(Stored records)
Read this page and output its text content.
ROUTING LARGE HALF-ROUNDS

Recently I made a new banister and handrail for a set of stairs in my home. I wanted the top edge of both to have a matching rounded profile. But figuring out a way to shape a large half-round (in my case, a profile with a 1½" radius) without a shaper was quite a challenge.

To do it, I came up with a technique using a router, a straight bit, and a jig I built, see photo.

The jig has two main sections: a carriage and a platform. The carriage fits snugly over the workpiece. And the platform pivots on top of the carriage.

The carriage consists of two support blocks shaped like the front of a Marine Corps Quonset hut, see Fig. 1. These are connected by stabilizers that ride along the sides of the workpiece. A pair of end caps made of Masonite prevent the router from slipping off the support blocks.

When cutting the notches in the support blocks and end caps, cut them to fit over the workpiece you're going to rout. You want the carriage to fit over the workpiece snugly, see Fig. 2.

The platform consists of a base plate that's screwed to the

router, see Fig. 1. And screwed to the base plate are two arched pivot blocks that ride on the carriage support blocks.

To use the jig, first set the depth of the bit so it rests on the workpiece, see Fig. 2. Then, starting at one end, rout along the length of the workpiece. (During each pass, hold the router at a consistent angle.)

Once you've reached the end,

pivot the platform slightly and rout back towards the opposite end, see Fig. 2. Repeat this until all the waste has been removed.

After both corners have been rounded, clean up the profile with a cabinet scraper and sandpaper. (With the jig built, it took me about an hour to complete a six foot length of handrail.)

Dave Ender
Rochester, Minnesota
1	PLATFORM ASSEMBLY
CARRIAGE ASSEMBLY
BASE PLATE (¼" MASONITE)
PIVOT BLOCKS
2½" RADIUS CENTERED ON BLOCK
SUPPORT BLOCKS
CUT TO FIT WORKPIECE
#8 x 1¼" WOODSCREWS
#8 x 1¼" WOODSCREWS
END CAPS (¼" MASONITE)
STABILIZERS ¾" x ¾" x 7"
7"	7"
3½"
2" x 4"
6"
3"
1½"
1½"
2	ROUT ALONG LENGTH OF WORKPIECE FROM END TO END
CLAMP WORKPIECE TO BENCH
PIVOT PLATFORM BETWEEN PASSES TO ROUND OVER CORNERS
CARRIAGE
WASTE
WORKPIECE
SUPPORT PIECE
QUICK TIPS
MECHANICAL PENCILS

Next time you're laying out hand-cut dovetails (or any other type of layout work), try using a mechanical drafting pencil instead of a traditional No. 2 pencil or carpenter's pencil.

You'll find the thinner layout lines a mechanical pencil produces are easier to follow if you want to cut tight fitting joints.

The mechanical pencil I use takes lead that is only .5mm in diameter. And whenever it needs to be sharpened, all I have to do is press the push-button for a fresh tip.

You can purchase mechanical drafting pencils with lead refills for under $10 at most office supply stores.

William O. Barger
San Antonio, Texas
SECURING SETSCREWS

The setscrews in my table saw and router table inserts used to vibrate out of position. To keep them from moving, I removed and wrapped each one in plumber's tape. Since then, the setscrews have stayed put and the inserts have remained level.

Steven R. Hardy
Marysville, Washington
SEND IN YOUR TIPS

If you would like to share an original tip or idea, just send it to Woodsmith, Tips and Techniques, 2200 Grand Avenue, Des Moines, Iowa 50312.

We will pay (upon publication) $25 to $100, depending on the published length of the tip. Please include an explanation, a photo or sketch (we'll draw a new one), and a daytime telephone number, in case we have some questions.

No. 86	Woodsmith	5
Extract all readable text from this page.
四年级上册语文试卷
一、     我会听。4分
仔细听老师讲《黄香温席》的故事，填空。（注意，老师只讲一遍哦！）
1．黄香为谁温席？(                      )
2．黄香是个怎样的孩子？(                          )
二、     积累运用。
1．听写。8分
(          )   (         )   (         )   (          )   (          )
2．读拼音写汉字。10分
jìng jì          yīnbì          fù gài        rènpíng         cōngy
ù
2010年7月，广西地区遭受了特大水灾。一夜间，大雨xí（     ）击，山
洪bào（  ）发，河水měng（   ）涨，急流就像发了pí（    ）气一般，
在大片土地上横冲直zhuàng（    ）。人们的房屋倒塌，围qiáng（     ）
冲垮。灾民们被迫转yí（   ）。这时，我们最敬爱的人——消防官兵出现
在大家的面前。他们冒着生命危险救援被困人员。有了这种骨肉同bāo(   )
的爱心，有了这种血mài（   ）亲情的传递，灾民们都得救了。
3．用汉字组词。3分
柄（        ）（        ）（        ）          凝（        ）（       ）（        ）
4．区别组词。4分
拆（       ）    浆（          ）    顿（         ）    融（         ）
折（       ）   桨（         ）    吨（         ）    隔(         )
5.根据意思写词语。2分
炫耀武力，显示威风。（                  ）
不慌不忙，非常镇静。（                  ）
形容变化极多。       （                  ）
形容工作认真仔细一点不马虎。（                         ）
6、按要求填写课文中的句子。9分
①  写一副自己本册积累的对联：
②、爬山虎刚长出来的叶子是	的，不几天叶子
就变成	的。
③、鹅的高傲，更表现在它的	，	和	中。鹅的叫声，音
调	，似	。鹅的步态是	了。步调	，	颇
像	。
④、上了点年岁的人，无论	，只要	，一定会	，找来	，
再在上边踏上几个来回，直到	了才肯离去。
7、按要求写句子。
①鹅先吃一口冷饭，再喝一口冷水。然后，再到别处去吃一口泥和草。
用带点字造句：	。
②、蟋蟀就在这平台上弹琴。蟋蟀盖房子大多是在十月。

— EXERCISE PROMPT —
Produce an exact copy of all the records.

— ANSWER —
Read this page and output its text content.
ROUTING LARGE HALF-ROUNDS

Recently I made a new banister and handrail for a set of stairs in my home. I wanted the top edge of both to have a matching rounded profile. But figuring out a way to shape a large half-round (in my case, a profile with a 1½" radius) without a shaper was quite a challenge.

To do it, I came up with a technique using a router, a straight bit, and a jig I built, see photo.

The jig has two main sections: a carriage and a platform. The carriage fits snugly over the workpiece. And the platform pivots on top of the carriage.

The carriage consists of two support blocks shaped like the front of a Marine Corps Quonset hut, see Fig. 1. These are connected by stabilizers that ride along the sides of the workpiece. A pair of end caps made of Masonite prevent the router from slipping off the support blocks.

When cutting the notches in the support blocks and end caps, cut them to fit over the workpiece you're going to rout. You want the carriage to fit over the workpiece snugly, see Fig. 2.

The platform consists of a base plate that's screwed to the

router, see Fig. 1. And screwed to the base plate are two arched pivot blocks that ride on the carriage support blocks.

To use the jig, first set the depth of the bit so it rests on the workpiece, see Fig. 2. Then, starting at one end, rout along the length of the workpiece. (During each pass, hold the router at a consistent angle.)

Once you've reached the end,

pivot the platform slightly and rout back towards the opposite end, see Fig. 2. Repeat this until all the waste has been removed.

After both corners have been rounded, clean up the profile with a cabinet scraper and sandpaper. (With the jig built, it took me about an hour to complete a six foot length of handrail.)

Dave Ender
Rochester, Minnesota
1	PLATFORM ASSEMBLY
CARRIAGE ASSEMBLY
BASE PLATE (¼" MASONITE)
PIVOT BLOCKS
2½" RADIUS CENTERED ON BLOCK
SUPPORT BLOCKS
CUT TO FIT WORKPIECE
#8 x 1¼" WOODSCREWS
#8 x 1¼" WOODSCREWS
END CAPS (¼" MASONITE)
STABILIZERS ¾" x ¾" x 7"
7"	7"
3½"
2" x 4"
6"
3"
1½"
1½"
2	ROUT ALONG LENGTH OF WORKPIECE FROM END TO END
CLAMP WORKPIECE TO BENCH
PIVOT PLATFORM BETWEEN PASSES TO ROUND OVER CORNERS
CARRIAGE
WASTE
WORKPIECE
SUPPORT PIECE
QUICK TIPS
MECHANICAL PENCILS

Next time you're laying out hand-cut dovetails (or any other type of layout work), try using a mechanical drafting pencil instead of a traditional No. 2 pencil or carpenter's pencil.

You'll find the thinner layout lines a mechanical pencil produces are easier to follow if you want to cut tight fitting joints.

The mechanical pencil I use takes lead that is only .5mm in diameter. And whenever it needs to be sharpened, all I have to do is press the push-button for a fresh tip.

You can purchase mechanical drafting pencils with lead refills for under $10 at most office supply stores.

William O. Barger
San Antonio, Texas
SECURING SETSCREWS

The setscrews in my table saw and router table inserts used to vibrate out of position. To keep them from moving, I removed and wrapped each one in plumber's tape. Since then, the setscrews have stayed put and the inserts have remained level.

Steven R. Hardy
Marysville, Washington
SEND IN YOUR TIPS

If you would like to share an original tip or idea, just send it to Woodsmith, Tips and Techniques, 2200 Grand Avenue, Des Moines, Iowa 50312.

We will pay (upon publication) $25 to $100, depending on the published length of the tip. Please include an explanation, a photo or sketch (we'll draw a new one), and a daytime telephone number, in case we have some questions.

No. 86	Woodsmith	5
Extract all readable text from this page.
四年级上册语文试卷
一、     我会听。4分
仔细听老师讲《黄香温席》的故事，填空。（注意，老师只讲一遍哦！）
1．黄香为谁温席？(                      )
2．黄香是个怎样的孩子？(                          )
二、     积累运用。
1．听写。8分
(          )   (         )   (         )   (          )   (          )
2．读拼音写汉字。10分
jìng jì          yīnbì          fù gài        rènpíng         cōngy
ù
2010年7月，广西地区遭受了特大水灾。一夜间，大雨xí（     ）击，山
洪bào（  ）发，河水měng（   ）涨，急流就像发了pí（    ）气一般，
在大片土地上横冲直zhuàng（    ）。人们的房屋倒塌，围qiáng（     ）
冲垮。灾民们被迫转yí（   ）。这时，我们最敬爱的人——消防官兵出现
在大家的面前。他们冒着生命危险救援被困人员。有了这种骨肉同bāo(   )
的爱心，有了这种血mài（   ）亲情的传递，灾民们都得救了。
3．用汉字组词。3分
柄（        ）（        ）（        ）          凝（        ）（       ）（        ）
4．区别组词。4分
拆（       ）    浆（          ）    顿（         ）    融（         ）
折（       ）   桨（         ）    吨（         ）    隔(         )
5.根据意思写词语。2分
炫耀武力，显示威风。（                  ）
不慌不忙，非常镇静。（                  ）
形容变化极多。       （                  ）
形容工作认真仔细一点不马虎。（                         ）
6、按要求填写课文中的句子。9分
①  写一副自己本册积累的对联：
②、爬山虎刚长出来的叶子是	的，不几天叶子
就变成	的。
③、鹅的高傲，更表现在它的	，	和	中。鹅的叫声，音
调	，似	。鹅的步态是	了。步调	，	颇
像	。
④、上了点年岁的人，无论	，只要	，一定会	，找来	，
再在上边踏上几个来回，直到	了才肯离去。
7、按要求写句子。
①鹅先吃一口冷饭，再喝一口冷水。然后，再到别处去吃一口泥和草。
用带点字造句：	。
②、蟋蟀就在这平台上弹琴。蟋蟀盖房子大多是在十月。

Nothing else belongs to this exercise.